[Data items]
────────────────

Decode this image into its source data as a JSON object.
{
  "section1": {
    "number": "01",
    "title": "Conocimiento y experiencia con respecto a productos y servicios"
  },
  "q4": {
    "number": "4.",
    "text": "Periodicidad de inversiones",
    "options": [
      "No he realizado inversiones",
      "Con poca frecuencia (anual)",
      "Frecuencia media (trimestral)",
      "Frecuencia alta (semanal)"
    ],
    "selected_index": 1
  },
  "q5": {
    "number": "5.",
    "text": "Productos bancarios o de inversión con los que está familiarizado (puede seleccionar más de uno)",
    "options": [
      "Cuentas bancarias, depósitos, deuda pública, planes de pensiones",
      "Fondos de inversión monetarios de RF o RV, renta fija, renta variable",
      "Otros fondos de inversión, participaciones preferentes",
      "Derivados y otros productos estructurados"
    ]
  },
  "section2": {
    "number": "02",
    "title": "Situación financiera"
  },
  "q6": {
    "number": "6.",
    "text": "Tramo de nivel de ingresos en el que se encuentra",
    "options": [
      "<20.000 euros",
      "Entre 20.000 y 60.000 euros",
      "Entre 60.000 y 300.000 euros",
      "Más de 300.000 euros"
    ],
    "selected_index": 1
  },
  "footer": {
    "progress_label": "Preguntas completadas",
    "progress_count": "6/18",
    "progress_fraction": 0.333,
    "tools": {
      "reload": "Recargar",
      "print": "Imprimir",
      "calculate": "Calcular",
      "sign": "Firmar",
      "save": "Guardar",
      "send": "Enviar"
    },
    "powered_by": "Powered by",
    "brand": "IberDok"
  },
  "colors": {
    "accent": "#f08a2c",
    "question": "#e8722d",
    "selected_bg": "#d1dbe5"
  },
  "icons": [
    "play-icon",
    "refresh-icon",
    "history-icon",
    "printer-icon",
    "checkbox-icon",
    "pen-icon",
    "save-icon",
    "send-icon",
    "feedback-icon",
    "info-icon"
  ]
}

────────────────

Quote the entire listing above exactly.

Decode this image into its source data as a JSON object.
{
  "section1": {
    "number": "01",
    "title": "Conocimiento y experiencia con respecto a productos y servicios"
  },
  "q4": {
    "number": "4.",
    "text": "Periodicidad de inversiones",
    "options": [
      "No he realizado inversiones",
      "Con poca frecuencia (anual)",
      "Frecuencia media (trimestral)",
      "Frecuencia alta (semanal)"
    ],
    "selected_index": 1
  },
  "q5": {
    "number": "5.",
    "text": "Productos bancarios o de inversión con los que está familiarizado (puede seleccionar más de uno)",
    "options": [
      "Cuentas bancarias, depósitos, deuda pública, planes de pensiones",
      "Fondos de inversión monetarios de RF o RV, renta fija, renta variable",
      "Otros fondos de inversión, participaciones preferentes",
      "Derivados y otros productos estructurados"
    ]
  },
  "section2": {
    "number": "02",
    "title": "Situación financiera"
  },
  "q6": {
    "number": "6.",
    "text": "Tramo de nivel de ingresos en el que se encuentra",
    "options": [
      "<20.000 euros",
      "Entre 20.000 y 60.000 euros",
      "Entre 60.000 y 300.000 euros",
      "Más de 300.000 euros"
    ],
    "selected_index": 1
  },
  "footer": {
    "progress_label": "Preguntas completadas",
    "progress_count": "6/18",
    "progress_fraction": 0.333,
    "tools": {
      "reload": "Recargar",
      "print": "Imprimir",
      "calculate": "Calcular",
      "sign": "Firmar",
      "save": "Guardar",
      "send": "Enviar"
    },
    "powered_by": "Powered by",
    "brand": "IberDok"
  },
  "colors": {
    "accent": "#f08a2c",
    "question": "#e8722d",
    "selected_bg": "#d1dbe5"
  },
  "icons": [
    "play-icon",
    "refresh-icon",
    "history-icon",
    "printer-icon",
    "checkbox-icon",
    "pen-icon",
    "save-icon",
    "send-icon",
    "feedback-icon",
    "info-icon"
  ]
}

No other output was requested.